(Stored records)
--- Begin ---

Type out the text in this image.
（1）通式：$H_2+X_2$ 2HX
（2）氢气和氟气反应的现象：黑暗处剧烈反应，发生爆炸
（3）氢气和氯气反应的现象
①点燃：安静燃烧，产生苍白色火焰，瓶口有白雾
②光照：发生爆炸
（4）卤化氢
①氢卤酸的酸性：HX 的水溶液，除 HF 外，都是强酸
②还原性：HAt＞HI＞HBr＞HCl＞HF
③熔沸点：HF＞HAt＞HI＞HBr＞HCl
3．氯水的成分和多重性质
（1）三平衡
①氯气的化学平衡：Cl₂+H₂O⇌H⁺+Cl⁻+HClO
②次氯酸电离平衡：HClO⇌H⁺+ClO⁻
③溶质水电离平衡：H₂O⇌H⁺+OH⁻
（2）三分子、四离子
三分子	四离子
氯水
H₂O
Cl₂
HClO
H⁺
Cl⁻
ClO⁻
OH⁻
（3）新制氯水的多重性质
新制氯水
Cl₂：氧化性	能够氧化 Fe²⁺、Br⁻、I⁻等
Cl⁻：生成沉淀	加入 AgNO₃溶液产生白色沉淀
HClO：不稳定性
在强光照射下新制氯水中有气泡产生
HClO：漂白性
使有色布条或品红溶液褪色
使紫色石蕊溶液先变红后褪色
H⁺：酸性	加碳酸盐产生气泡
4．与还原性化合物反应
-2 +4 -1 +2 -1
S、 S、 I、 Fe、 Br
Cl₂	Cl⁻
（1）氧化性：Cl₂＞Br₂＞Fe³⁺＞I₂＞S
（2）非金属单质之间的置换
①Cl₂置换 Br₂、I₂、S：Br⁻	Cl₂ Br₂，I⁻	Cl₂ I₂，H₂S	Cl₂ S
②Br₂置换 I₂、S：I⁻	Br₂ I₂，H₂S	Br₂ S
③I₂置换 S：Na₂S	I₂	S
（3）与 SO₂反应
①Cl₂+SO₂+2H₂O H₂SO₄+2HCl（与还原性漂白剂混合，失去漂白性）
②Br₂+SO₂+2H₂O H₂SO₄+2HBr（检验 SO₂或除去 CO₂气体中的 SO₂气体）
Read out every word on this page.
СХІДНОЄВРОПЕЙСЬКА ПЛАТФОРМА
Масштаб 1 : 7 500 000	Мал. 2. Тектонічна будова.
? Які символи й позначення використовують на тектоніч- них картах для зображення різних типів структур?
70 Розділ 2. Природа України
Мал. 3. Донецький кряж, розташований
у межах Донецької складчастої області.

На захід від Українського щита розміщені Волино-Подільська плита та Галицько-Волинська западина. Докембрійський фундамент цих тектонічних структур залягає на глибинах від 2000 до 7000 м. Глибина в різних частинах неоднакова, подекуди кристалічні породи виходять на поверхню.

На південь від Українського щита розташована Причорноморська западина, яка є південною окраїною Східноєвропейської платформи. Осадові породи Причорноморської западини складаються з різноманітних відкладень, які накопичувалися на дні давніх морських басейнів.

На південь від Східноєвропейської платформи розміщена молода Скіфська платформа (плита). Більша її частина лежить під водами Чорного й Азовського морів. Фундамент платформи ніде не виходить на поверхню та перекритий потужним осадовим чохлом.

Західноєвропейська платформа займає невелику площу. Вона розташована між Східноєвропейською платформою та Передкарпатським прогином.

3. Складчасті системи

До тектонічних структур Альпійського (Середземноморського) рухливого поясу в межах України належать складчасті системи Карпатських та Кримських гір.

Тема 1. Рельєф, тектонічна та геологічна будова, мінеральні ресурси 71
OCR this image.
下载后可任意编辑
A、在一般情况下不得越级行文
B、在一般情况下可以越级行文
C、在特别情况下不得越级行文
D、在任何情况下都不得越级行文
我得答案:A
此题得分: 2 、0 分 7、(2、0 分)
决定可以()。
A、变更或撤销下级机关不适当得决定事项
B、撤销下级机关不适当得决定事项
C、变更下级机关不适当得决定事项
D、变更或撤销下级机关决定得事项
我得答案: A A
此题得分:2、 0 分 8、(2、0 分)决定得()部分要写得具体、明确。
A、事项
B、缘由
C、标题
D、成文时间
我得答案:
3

--- End ---

** Aim **
Set down the material above again, word for word.

** Task result **
Type out the text in this image.
（1）通式：$H_2+X_2$ 2HX
（2）氢气和氟气反应的现象：黑暗处剧烈反应，发生爆炸
（3）氢气和氯气反应的现象
①点燃：安静燃烧，产生苍白色火焰，瓶口有白雾
②光照：发生爆炸
（4）卤化氢
①氢卤酸的酸性：HX 的水溶液，除 HF 外，都是强酸
②还原性：HAt＞HI＞HBr＞HCl＞HF
③熔沸点：HF＞HAt＞HI＞HBr＞HCl
3．氯水的成分和多重性质
（1）三平衡
①氯气的化学平衡：Cl₂+H₂O⇌H⁺+Cl⁻+HClO
②次氯酸电离平衡：HClO⇌H⁺+ClO⁻
③溶质水电离平衡：H₂O⇌H⁺+OH⁻
（2）三分子、四离子
三分子	四离子
氯水
H₂O
Cl₂
HClO
H⁺
Cl⁻
ClO⁻
OH⁻
（3）新制氯水的多重性质
新制氯水
Cl₂：氧化性	能够氧化 Fe²⁺、Br⁻、I⁻等
Cl⁻：生成沉淀	加入 AgNO₃溶液产生白色沉淀
HClO：不稳定性
在强光照射下新制氯水中有气泡产生
HClO：漂白性
使有色布条或品红溶液褪色
使紫色石蕊溶液先变红后褪色
H⁺：酸性	加碳酸盐产生气泡
4．与还原性化合物反应
-2 +4 -1 +2 -1
S、 S、 I、 Fe、 Br
Cl₂	Cl⁻
（1）氧化性：Cl₂＞Br₂＞Fe³⁺＞I₂＞S
（2）非金属单质之间的置换
①Cl₂置换 Br₂、I₂、S：Br⁻	Cl₂ Br₂，I⁻	Cl₂ I₂，H₂S	Cl₂ S
②Br₂置换 I₂、S：I⁻	Br₂ I₂，H₂S	Br₂ S
③I₂置换 S：Na₂S	I₂	S
（3）与 SO₂反应
①Cl₂+SO₂+2H₂O H₂SO₄+2HCl（与还原性漂白剂混合，失去漂白性）
②Br₂+SO₂+2H₂O H₂SO₄+2HBr（检验 SO₂或除去 CO₂气体中的 SO₂气体）
Read out every word on this page.
СХІДНОЄВРОПЕЙСЬКА ПЛАТФОРМА
Масштаб 1 : 7 500 000	Мал. 2. Тектонічна будова.
? Які символи й позначення використовують на тектоніч- них картах для зображення різних типів структур?
70 Розділ 2. Природа України
Мал. 3. Донецький кряж, розташований
у межах Донецької складчастої області.

На захід від Українського щита розміщені Волино-Подільська плита та Галицько-Волинська западина. Докембрійський фундамент цих тектонічних структур залягає на глибинах від 2000 до 7000 м. Глибина в різних частинах неоднакова, подекуди кристалічні породи виходять на поверхню.

На південь від Українського щита розташована Причорноморська западина, яка є південною окраїною Східноєвропейської платформи. Осадові породи Причорноморської западини складаються з різноманітних відкладень, які накопичувалися на дні давніх морських басейнів.

На південь від Східноєвропейської платформи розміщена молода Скіфська платформа (плита). Більша її частина лежить під водами Чорного й Азовського морів. Фундамент платформи ніде не виходить на поверхню та перекритий потужним осадовим чохлом.

Західноєвропейська платформа займає невелику площу. Вона розташована між Східноєвропейською платформою та Передкарпатським прогином.

3. Складчасті системи

До тектонічних структур Альпійського (Середземноморського) рухливого поясу в межах України належать складчасті системи Карпатських та Кримських гір.

Тема 1. Рельєф, тектонічна та геологічна будова, мінеральні ресурси 71
OCR this image.
下载后可任意编辑
A、在一般情况下不得越级行文
B、在一般情况下可以越级行文
C、在特别情况下不得越级行文
D、在任何情况下都不得越级行文
我得答案:A
此题得分: 2 、0 分 7、(2、0 分)
决定可以()。
A、变更或撤销下级机关不适当得决定事项
B、撤销下级机关不适当得决定事项
C、变更下级机关不适当得决定事项
D、变更或撤销下级机关决定得事项
我得答案: A A
此题得分:2、 0 分 8、(2、0 分)决定得()部分要写得具体、明确。
A、事项
B、缘由
C、标题
D、成文时间
我得答案:
3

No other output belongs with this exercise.